--- BEGIN Task inputs ---

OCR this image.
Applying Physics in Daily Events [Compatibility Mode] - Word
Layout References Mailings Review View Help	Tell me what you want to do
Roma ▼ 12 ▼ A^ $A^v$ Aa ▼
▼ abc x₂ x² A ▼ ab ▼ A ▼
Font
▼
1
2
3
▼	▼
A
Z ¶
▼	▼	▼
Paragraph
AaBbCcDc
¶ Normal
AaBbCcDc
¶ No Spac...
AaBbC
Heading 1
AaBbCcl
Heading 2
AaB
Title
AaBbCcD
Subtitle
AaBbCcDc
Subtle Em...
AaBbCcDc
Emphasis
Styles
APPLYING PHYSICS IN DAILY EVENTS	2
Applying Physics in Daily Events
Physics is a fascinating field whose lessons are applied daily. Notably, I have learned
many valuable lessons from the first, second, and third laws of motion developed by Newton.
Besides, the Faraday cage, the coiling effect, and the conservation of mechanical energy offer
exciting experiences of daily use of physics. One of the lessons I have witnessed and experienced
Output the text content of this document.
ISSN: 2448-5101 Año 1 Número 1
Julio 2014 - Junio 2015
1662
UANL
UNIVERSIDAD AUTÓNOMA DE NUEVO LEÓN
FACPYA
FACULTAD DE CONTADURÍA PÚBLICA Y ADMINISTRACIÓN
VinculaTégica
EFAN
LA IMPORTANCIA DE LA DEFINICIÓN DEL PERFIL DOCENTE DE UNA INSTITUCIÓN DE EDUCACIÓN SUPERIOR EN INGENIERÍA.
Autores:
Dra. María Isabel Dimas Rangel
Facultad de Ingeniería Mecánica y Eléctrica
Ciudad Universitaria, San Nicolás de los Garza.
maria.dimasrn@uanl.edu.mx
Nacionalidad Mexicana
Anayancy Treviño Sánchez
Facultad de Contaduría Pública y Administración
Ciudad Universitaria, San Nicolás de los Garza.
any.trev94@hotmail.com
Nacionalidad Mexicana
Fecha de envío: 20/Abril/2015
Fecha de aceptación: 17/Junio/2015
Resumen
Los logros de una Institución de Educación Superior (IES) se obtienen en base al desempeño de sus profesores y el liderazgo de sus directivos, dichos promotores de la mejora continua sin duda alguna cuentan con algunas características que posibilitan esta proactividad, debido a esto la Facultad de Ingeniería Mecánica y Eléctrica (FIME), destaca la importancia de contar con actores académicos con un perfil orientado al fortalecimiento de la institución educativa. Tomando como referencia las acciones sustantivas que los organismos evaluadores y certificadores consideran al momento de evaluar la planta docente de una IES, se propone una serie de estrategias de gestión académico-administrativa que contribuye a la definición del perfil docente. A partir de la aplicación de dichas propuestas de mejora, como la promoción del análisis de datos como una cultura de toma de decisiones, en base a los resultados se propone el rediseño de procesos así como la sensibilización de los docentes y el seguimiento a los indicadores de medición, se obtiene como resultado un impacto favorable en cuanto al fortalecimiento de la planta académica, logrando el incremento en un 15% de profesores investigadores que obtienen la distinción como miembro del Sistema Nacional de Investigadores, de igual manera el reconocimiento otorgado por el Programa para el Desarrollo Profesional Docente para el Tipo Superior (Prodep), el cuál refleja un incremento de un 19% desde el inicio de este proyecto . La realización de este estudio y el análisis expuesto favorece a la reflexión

--- END Task inputs ---

Task prompt: All of the entries must be quoted exactly; please include each one.

Result of the task:
OCR this image.
Applying Physics in Daily Events [Compatibility Mode] - Word
Layout References Mailings Review View Help	Tell me what you want to do
Roma ▼ 12 ▼ A^ $A^v$ Aa ▼
▼ abc x₂ x² A ▼ ab ▼ A ▼
Font
▼
1
2
3
▼	▼
A
Z ¶
▼	▼	▼
Paragraph
AaBbCcDc
¶ Normal
AaBbCcDc
¶ No Spac...
AaBbC
Heading 1
AaBbCcl
Heading 2
AaB
Title
AaBbCcD
Subtitle
AaBbCcDc
Subtle Em...
AaBbCcDc
Emphasis
Styles
APPLYING PHYSICS IN DAILY EVENTS	2
Applying Physics in Daily Events
Physics is a fascinating field whose lessons are applied daily. Notably, I have learned
many valuable lessons from the first, second, and third laws of motion developed by Newton.
Besides, the Faraday cage, the coiling effect, and the conservation of mechanical energy offer
exciting experiences of daily use of physics. One of the lessons I have witnessed and experienced
Output the text content of this document.
ISSN: 2448-5101 Año 1 Número 1
Julio 2014 - Junio 2015
1662
UANL
UNIVERSIDAD AUTÓNOMA DE NUEVO LEÓN
FACPYA
FACULTAD DE CONTADURÍA PÚBLICA Y ADMINISTRACIÓN
VinculaTégica
EFAN
LA IMPORTANCIA DE LA DEFINICIÓN DEL PERFIL DOCENTE DE UNA INSTITUCIÓN DE EDUCACIÓN SUPERIOR EN INGENIERÍA.
Autores:
Dra. María Isabel Dimas Rangel
Facultad de Ingeniería Mecánica y Eléctrica
Ciudad Universitaria, San Nicolás de los Garza.
maria.dimasrn@uanl.edu.mx
Nacionalidad Mexicana
Anayancy Treviño Sánchez
Facultad de Contaduría Pública y Administración
Ciudad Universitaria, San Nicolás de los Garza.
any.trev94@hotmail.com
Nacionalidad Mexicana
Fecha de envío: 20/Abril/2015
Fecha de aceptación: 17/Junio/2015
Resumen
Los logros de una Institución de Educación Superior (IES) se obtienen en base al desempeño de sus profesores y el liderazgo de sus directivos, dichos promotores de la mejora continua sin duda alguna cuentan con algunas características que posibilitan esta proactividad, debido a esto la Facultad de Ingeniería Mecánica y Eléctrica (FIME), destaca la importancia de contar con actores académicos con un perfil orientado al fortalecimiento de la institución educativa. Tomando como referencia las acciones sustantivas que los organismos evaluadores y certificadores consideran al momento de evaluar la planta docente de una IES, se propone una serie de estrategias de gestión académico-administrativa que contribuye a la definición del perfil docente. A partir de la aplicación de dichas propuestas de mejora, como la promoción del análisis de datos como una cultura de toma de decisiones, en base a los resultados se propone el rediseño de procesos así como la sensibilización de los docentes y el seguimiento a los indicadores de medición, se obtiene como resultado un impacto favorable en cuanto al fortalecimiento de la planta académica, logrando el incremento en un 15% de profesores investigadores que obtienen la distinción como miembro del Sistema Nacional de Investigadores, de igual manera el reconocimiento otorgado por el Programa para el Desarrollo Profesional Docente para el Tipo Superior (Prodep), el cuál refleja un incremento de un 19% desde el inicio de este proyecto . La realización de este estudio y el análisis expuesto favorece a la reflexión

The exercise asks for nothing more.